Records shown:
__________________________________________________

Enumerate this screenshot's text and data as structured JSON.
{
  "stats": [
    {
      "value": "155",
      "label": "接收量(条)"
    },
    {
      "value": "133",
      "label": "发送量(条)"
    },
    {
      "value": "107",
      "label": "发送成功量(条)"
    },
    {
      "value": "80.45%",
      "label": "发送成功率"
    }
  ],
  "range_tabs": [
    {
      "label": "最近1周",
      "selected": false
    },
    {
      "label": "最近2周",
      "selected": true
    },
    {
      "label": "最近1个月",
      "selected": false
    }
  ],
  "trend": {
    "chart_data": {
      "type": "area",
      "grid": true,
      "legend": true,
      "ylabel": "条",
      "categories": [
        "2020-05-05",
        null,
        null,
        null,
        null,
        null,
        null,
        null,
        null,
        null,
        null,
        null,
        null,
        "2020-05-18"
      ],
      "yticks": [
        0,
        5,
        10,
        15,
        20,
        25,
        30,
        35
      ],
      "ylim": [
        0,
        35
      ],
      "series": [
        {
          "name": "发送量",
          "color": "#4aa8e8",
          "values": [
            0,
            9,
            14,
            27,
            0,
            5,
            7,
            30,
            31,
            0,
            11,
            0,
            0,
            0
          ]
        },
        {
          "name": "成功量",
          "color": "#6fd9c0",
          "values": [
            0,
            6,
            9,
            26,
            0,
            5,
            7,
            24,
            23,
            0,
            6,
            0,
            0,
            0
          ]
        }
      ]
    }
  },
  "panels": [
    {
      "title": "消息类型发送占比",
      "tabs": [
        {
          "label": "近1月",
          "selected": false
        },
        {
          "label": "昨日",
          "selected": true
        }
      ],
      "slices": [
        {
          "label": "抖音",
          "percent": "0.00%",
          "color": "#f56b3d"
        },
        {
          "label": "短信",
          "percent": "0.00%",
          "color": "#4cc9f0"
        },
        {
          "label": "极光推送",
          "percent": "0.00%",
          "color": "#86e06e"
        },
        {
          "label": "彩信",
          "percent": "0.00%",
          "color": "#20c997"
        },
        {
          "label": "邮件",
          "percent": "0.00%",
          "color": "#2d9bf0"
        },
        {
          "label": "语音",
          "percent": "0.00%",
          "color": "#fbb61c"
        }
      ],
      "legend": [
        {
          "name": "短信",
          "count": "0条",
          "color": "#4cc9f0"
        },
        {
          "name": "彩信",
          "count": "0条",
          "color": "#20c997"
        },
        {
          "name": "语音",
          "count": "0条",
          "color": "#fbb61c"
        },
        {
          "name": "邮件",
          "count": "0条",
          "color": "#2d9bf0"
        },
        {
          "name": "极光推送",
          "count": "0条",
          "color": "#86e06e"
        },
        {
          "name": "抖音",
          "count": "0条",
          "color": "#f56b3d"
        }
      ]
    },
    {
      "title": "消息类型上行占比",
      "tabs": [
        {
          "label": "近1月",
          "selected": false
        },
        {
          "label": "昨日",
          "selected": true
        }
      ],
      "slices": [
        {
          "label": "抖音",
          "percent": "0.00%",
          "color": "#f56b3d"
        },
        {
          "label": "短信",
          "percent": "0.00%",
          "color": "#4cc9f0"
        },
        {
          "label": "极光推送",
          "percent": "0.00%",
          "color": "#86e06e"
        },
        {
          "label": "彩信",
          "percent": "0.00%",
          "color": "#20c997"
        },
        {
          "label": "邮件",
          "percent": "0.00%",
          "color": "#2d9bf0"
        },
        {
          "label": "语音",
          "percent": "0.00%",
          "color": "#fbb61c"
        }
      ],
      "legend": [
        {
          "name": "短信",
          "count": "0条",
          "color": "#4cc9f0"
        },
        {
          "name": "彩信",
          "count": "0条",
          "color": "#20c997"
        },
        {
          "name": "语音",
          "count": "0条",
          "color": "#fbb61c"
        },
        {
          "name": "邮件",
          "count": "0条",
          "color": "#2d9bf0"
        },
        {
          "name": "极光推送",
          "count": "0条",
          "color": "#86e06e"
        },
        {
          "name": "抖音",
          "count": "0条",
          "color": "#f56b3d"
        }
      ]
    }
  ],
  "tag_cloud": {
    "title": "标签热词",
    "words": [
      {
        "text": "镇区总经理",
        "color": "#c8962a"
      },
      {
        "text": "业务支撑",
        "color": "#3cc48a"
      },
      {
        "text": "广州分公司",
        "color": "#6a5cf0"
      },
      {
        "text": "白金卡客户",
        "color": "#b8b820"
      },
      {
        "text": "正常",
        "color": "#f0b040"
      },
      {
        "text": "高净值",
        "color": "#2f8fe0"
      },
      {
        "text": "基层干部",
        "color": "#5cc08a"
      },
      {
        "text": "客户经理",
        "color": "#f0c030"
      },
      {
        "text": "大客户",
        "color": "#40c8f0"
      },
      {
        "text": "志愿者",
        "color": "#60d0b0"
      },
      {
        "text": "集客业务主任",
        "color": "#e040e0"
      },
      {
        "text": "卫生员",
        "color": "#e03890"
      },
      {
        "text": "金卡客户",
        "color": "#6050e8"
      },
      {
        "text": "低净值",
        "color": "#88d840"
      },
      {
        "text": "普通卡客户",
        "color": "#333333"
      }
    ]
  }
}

__________________________________________________

Stated exercise:
Go through the listing above and restate it word for word.

Worked solution:
Enumerate this screenshot's text and data as structured JSON.
{
  "stats": [
    {
      "value": "155",
      "label": "接收量(条)"
    },
    {
      "value": "133",
      "label": "发送量(条)"
    },
    {
      "value": "107",
      "label": "发送成功量(条)"
    },
    {
      "value": "80.45%",
      "label": "发送成功率"
    }
  ],
  "range_tabs": [
    {
      "label": "最近1周",
      "selected": false
    },
    {
      "label": "最近2周",
      "selected": true
    },
    {
      "label": "最近1个月",
      "selected": false
    }
  ],
  "trend": {
    "chart_data": {
      "type": "area",
      "grid": true,
      "legend": true,
      "ylabel": "条",
      "categories": [
        "2020-05-05",
        null,
        null,
        null,
        null,
        null,
        null,
        null,
        null,
        null,
        null,
        null,
        null,
        "2020-05-18"
      ],
      "yticks": [
        0,
        5,
        10,
        15,
        20,
        25,
        30,
        35
      ],
      "ylim": [
        0,
        35
      ],
      "series": [
        {
          "name": "发送量",
          "color": "#4aa8e8",
          "values": [
            0,
            9,
            14,
            27,
            0,
            5,
            7,
            30,
            31,
            0,
            11,
            0,
            0,
            0
          ]
        },
        {
          "name": "成功量",
          "color": "#6fd9c0",
          "values": [
            0,
            6,
            9,
            26,
            0,
            5,
            7,
            24,
            23,
            0,
            6,
            0,
            0,
            0
          ]
        }
      ]
    }
  },
  "panels": [
    {
      "title": "消息类型发送占比",
      "tabs": [
        {
          "label": "近1月",
          "selected": false
        },
        {
          "label": "昨日",
          "selected": true
        }
      ],
      "slices": [
        {
          "label": "抖音",
          "percent": "0.00%",
          "color": "#f56b3d"
        },
        {
          "label": "短信",
          "percent": "0.00%",
          "color": "#4cc9f0"
        },
        {
          "label": "极光推送",
          "percent": "0.00%",
          "color": "#86e06e"
        },
        {
          "label": "彩信",
          "percent": "0.00%",
          "color": "#20c997"
        },
        {
          "label": "邮件",
          "percent": "0.00%",
          "color": "#2d9bf0"
        },
        {
          "label": "语音",
          "percent": "0.00%",
          "color": "#fbb61c"
        }
      ],
      "legend": [
        {
          "name": "短信",
          "count": "0条",
          "color": "#4cc9f0"
        },
        {
          "name": "彩信",
          "count": "0条",
          "color": "#20c997"
        },
        {
          "name": "语音",
          "count": "0条",
          "color": "#fbb61c"
        },
        {
          "name": "邮件",
          "count": "0条",
          "color": "#2d9bf0"
        },
        {
          "name": "极光推送",
          "count": "0条",
          "color": "#86e06e"
        },
        {
          "name": "抖音",
          "count": "0条",
          "color": "#f56b3d"
        }
      ]
    },
    {
      "title": "消息类型上行占比",
      "tabs": [
        {
          "label": "近1月",
          "selected": false
        },
        {
          "label": "昨日",
          "selected": true
        }
      ],
      "slices": [
        {
          "label": "抖音",
          "percent": "0.00%",
          "color": "#f56b3d"
        },
        {
          "label": "短信",
          "percent": "0.00%",
          "color": "#4cc9f0"
        },
        {
          "label": "极光推送",
          "percent": "0.00%",
          "color": "#86e06e"
        },
        {
          "label": "彩信",
          "percent": "0.00%",
          "color": "#20c997"
        },
        {
          "label": "邮件",
          "percent": "0.00%",
          "color": "#2d9bf0"
        },
        {
          "label": "语音",
          "percent": "0.00%",
          "color": "#fbb61c"
        }
      ],
      "legend": [
        {
          "name": "短信",
          "count": "0条",
          "color": "#4cc9f0"
        },
        {
          "name": "彩信",
          "count": "0条",
          "color": "#20c997"
        },
        {
          "name": "语音",
          "count": "0条",
          "color": "#fbb61c"
        },
        {
          "name": "邮件",
          "count": "0条",
          "color": "#2d9bf0"
        },
        {
          "name": "极光推送",
          "count": "0条",
          "color": "#86e06e"
        },
        {
          "name": "抖音",
          "count": "0条",
          "color": "#f56b3d"
        }
      ]
    }
  ],
  "tag_cloud": {
    "title": "标签热词",
    "words": [
      {
        "text": "镇区总经理",
        "color": "#c8962a"
      },
      {
        "text": "业务支撑",
        "color": "#3cc48a"
      },
      {
        "text": "广州分公司",
        "color": "#6a5cf0"
      },
      {
        "text": "白金卡客户",
        "color": "#b8b820"
      },
      {
        "text": "正常",
        "color": "#f0b040"
      },
      {
        "text": "高净值",
        "color": "#2f8fe0"
      },
      {
        "text": "基层干部",
        "color": "#5cc08a"
      },
      {
        "text": "客户经理",
        "color": "#f0c030"
      },
      {
        "text": "大客户",
        "color": "#40c8f0"
      },
      {
        "text": "志愿者",
        "color": "#60d0b0"
      },
      {
        "text": "集客业务主任",
        "color": "#e040e0"
      },
      {
        "text": "卫生员",
        "color": "#e03890"
      },
      {
        "text": "金卡客户",
        "color": "#6050e8"
      },
      {
        "text": "低净值",
        "color": "#88d840"
      },
      {
        "text": "普通卡客户",
        "color": "#333333"
      }
    ]
  }
}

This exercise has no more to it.